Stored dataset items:
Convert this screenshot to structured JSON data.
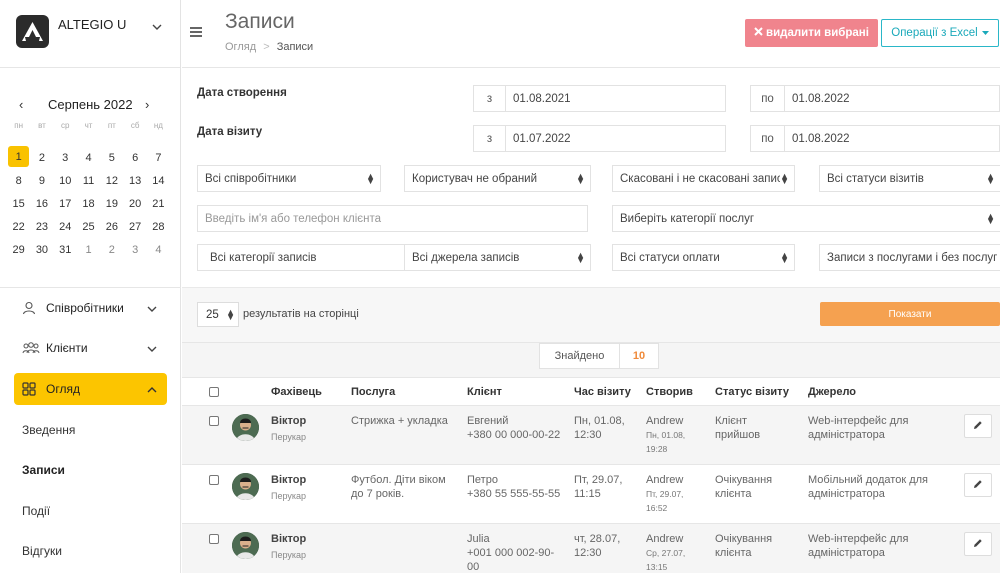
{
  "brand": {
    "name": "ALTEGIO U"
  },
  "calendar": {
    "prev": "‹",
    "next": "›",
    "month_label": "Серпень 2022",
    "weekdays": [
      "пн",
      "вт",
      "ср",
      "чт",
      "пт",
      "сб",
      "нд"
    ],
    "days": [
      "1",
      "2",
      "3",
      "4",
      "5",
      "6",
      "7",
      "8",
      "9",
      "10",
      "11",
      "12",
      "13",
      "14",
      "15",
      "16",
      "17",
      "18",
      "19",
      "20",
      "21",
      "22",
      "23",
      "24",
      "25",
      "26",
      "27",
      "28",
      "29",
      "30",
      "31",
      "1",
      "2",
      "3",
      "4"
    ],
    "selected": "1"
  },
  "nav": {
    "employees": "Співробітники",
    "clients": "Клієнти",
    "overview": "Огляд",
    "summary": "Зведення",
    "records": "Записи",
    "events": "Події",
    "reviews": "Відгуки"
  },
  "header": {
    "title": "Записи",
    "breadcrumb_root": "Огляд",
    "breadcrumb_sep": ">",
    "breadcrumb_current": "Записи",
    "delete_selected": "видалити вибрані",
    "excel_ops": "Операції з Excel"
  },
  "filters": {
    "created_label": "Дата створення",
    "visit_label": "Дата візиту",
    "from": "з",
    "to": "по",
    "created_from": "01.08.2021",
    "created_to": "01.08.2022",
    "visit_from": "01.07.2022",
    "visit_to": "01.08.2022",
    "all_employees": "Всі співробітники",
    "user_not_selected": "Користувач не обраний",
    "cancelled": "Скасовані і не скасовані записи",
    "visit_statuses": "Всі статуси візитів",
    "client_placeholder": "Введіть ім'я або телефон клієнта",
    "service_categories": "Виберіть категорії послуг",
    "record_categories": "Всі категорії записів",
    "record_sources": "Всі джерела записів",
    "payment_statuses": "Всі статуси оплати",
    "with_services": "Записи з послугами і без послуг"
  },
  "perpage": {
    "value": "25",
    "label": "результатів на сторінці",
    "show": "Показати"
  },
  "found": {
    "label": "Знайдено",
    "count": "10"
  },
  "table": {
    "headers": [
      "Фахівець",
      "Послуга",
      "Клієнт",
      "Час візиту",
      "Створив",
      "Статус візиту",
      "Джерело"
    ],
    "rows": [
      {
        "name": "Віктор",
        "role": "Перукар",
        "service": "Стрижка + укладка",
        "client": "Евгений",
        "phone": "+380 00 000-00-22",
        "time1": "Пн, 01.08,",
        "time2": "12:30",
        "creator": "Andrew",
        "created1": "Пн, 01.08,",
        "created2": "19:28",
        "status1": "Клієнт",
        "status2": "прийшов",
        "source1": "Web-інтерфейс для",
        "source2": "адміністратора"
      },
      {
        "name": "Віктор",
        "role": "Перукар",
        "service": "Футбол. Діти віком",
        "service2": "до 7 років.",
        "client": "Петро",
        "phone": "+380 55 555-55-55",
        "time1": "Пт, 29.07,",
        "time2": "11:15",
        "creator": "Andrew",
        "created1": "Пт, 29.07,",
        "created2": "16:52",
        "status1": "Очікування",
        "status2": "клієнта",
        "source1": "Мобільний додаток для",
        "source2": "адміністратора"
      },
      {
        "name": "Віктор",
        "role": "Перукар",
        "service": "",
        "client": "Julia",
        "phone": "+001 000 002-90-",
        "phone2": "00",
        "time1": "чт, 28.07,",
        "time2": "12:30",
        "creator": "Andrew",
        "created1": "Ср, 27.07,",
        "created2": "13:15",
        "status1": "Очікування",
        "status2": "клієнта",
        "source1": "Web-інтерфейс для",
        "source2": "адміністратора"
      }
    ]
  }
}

OBJECTIVE: Copy the data character for character, but drop all pictures from the copy.

FULL RESPONSE:
Convert this screenshot to structured JSON data.
{
  "brand": {
    "name": "ALTEGIO U"
  },
  "calendar": {
    "prev": "‹",
    "next": "›",
    "month_label": "Серпень 2022",
    "weekdays": [
      "пн",
      "вт",
      "ср",
      "чт",
      "пт",
      "сб",
      "нд"
    ],
    "days": [
      "1",
      "2",
      "3",
      "4",
      "5",
      "6",
      "7",
      "8",
      "9",
      "10",
      "11",
      "12",
      "13",
      "14",
      "15",
      "16",
      "17",
      "18",
      "19",
      "20",
      "21",
      "22",
      "23",
      "24",
      "25",
      "26",
      "27",
      "28",
      "29",
      "30",
      "31",
      "1",
      "2",
      "3",
      "4"
    ],
    "selected": "1"
  },
  "nav": {
    "employees": "Співробітники",
    "clients": "Клієнти",
    "overview": "Огляд",
    "summary": "Зведення",
    "records": "Записи",
    "events": "Події",
    "reviews": "Відгуки"
  },
  "header": {
    "title": "Записи",
    "breadcrumb_root": "Огляд",
    "breadcrumb_sep": ">",
    "breadcrumb_current": "Записи",
    "delete_selected": "видалити вибрані",
    "excel_ops": "Операції з Excel"
  },
  "filters": {
    "created_label": "Дата створення",
    "visit_label": "Дата візиту",
    "from": "з",
    "to": "по",
    "created_from": "01.08.2021",
    "created_to": "01.08.2022",
    "visit_from": "01.07.2022",
    "visit_to": "01.08.2022",
    "all_employees": "Всі співробітники",
    "user_not_selected": "Користувач не обраний",
    "cancelled": "Скасовані і не скасовані записи",
    "visit_statuses": "Всі статуси візитів",
    "client_placeholder": "Введіть ім'я або телефон клієнта",
    "service_categories": "Виберіть категорії послуг",
    "record_categories": "Всі категорії записів",
    "record_sources": "Всі джерела записів",
    "payment_statuses": "Всі статуси оплати",
    "with_services": "Записи з послугами і без послуг"
  },
  "perpage": {
    "value": "25",
    "label": "результатів на сторінці",
    "show": "Показати"
  },
  "found": {
    "label": "Знайдено",
    "count": "10"
  },
  "table": {
    "headers": [
      "Фахівець",
      "Послуга",
      "Клієнт",
      "Час візиту",
      "Створив",
      "Статус візиту",
      "Джерело"
    ],
    "rows": [
      {
        "name": "Віктор",
        "role": "Перукар",
        "service": "Стрижка + укладка",
        "client": "Евгений",
        "phone": "+380 00 000-00-22",
        "time1": "Пн, 01.08,",
        "time2": "12:30",
        "creator": "Andrew",
        "created1": "Пн, 01.08,",
        "created2": "19:28",
        "status1": "Клієнт",
        "status2": "прийшов",
        "source1": "Web-інтерфейс для",
        "source2": "адміністратора"
      },
      {
        "name": "Віктор",
        "role": "Перукар",
        "service": "Футбол. Діти віком",
        "service2": "до 7 років.",
        "client": "Петро",
        "phone": "+380 55 555-55-55",
        "time1": "Пт, 29.07,",
        "time2": "11:15",
        "creator": "Andrew",
        "created1": "Пт, 29.07,",
        "created2": "16:52",
        "status1": "Очікування",
        "status2": "клієнта",
        "source1": "Мобільний додаток для",
        "source2": "адміністратора"
      },
      {
        "name": "Віктор",
        "role": "Перукар",
        "service": "",
        "client": "Julia",
        "phone": "+001 000 002-90-",
        "phone2": "00",
        "time1": "чт, 28.07,",
        "time2": "12:30",
        "creator": "Andrew",
        "created1": "Ср, 27.07,",
        "created2": "13:15",
        "status1": "Очікування",
        "status2": "клієнта",
        "source1": "Web-інтерфейс для",
        "source2": "адміністратора"
      }
    ]
  }
}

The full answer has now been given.